AIM: Exactly repeat all the records below, omitting the images they hold.

RECORD SET:
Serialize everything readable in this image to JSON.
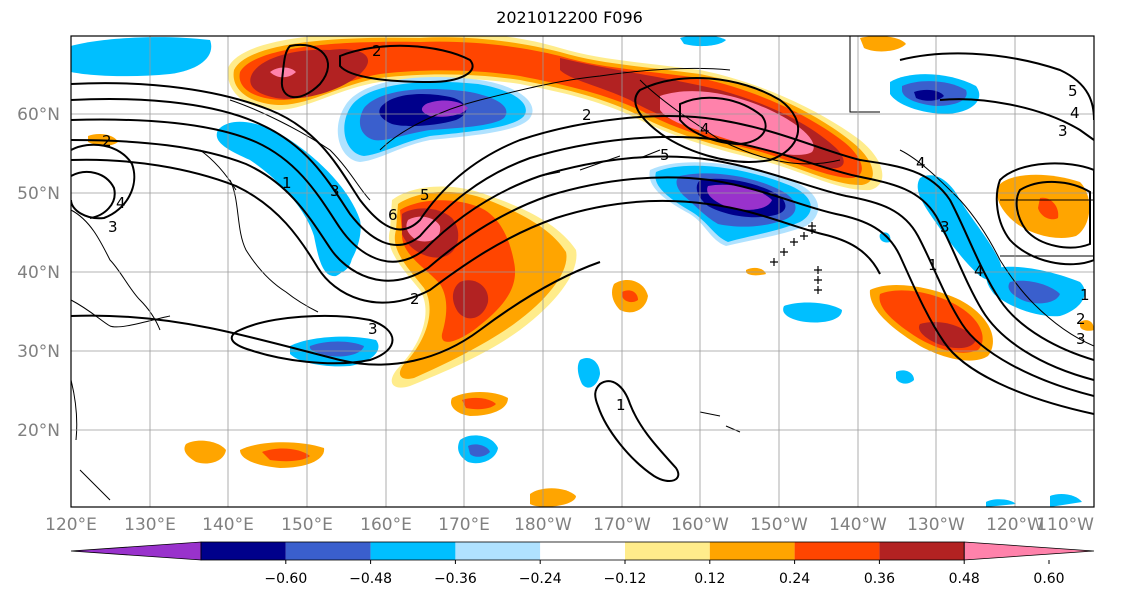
{
  "title": "2021012200 F096",
  "map": {
    "lon_labels": [
      "120°E",
      "130°E",
      "140°E",
      "150°E",
      "160°E",
      "170°E",
      "180°W",
      "170°W",
      "160°W",
      "150°W",
      "140°W",
      "130°W",
      "120°W",
      "110°W"
    ],
    "lat_labels": [
      "20°N",
      "30°N",
      "40°N",
      "50°N",
      "60°N"
    ],
    "contour_labels": [
      "2",
      "3",
      "4",
      "1",
      "2",
      "3",
      "6",
      "5",
      "2",
      "3",
      "2",
      "5",
      "4",
      "1",
      "1",
      "3",
      "4",
      "5",
      "4",
      "3",
      "1",
      "2",
      "3",
      "4"
    ]
  },
  "colorbar": {
    "labels": [
      "−0.60",
      "−0.48",
      "−0.36",
      "−0.24",
      "−0.12",
      "0.12",
      "0.24",
      "0.36",
      "0.48",
      "0.60"
    ],
    "colors": [
      "#9932cc",
      "#00008b",
      "#3a5fcd",
      "#00bfff",
      "#b0e2ff",
      "#ffffff",
      "#ffec8b",
      "#ffa500",
      "#ff4500",
      "#b22222",
      "#ff82ab"
    ]
  }
}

SOLUTION FOR THIS PROBLEM:
Serialize everything readable in this image to JSON.
{
  "title": "2021012200 F096",
  "map": {
    "lon_labels": [
      "120°E",
      "130°E",
      "140°E",
      "150°E",
      "160°E",
      "170°E",
      "180°W",
      "170°W",
      "160°W",
      "150°W",
      "140°W",
      "130°W",
      "120°W",
      "110°W"
    ],
    "lat_labels": [
      "20°N",
      "30°N",
      "40°N",
      "50°N",
      "60°N"
    ],
    "contour_labels": [
      "2",
      "3",
      "4",
      "1",
      "2",
      "3",
      "6",
      "5",
      "2",
      "3",
      "2",
      "5",
      "4",
      "1",
      "1",
      "3",
      "4",
      "5",
      "4",
      "3",
      "1",
      "2",
      "3",
      "4"
    ]
  },
  "colorbar": {
    "labels": [
      "−0.60",
      "−0.48",
      "−0.36",
      "−0.24",
      "−0.12",
      "0.12",
      "0.24",
      "0.36",
      "0.48",
      "0.60"
    ],
    "colors": [
      "#9932cc",
      "#00008b",
      "#3a5fcd",
      "#00bfff",
      "#b0e2ff",
      "#ffffff",
      "#ffec8b",
      "#ffa500",
      "#ff4500",
      "#b22222",
      "#ff82ab"
    ]
  }
}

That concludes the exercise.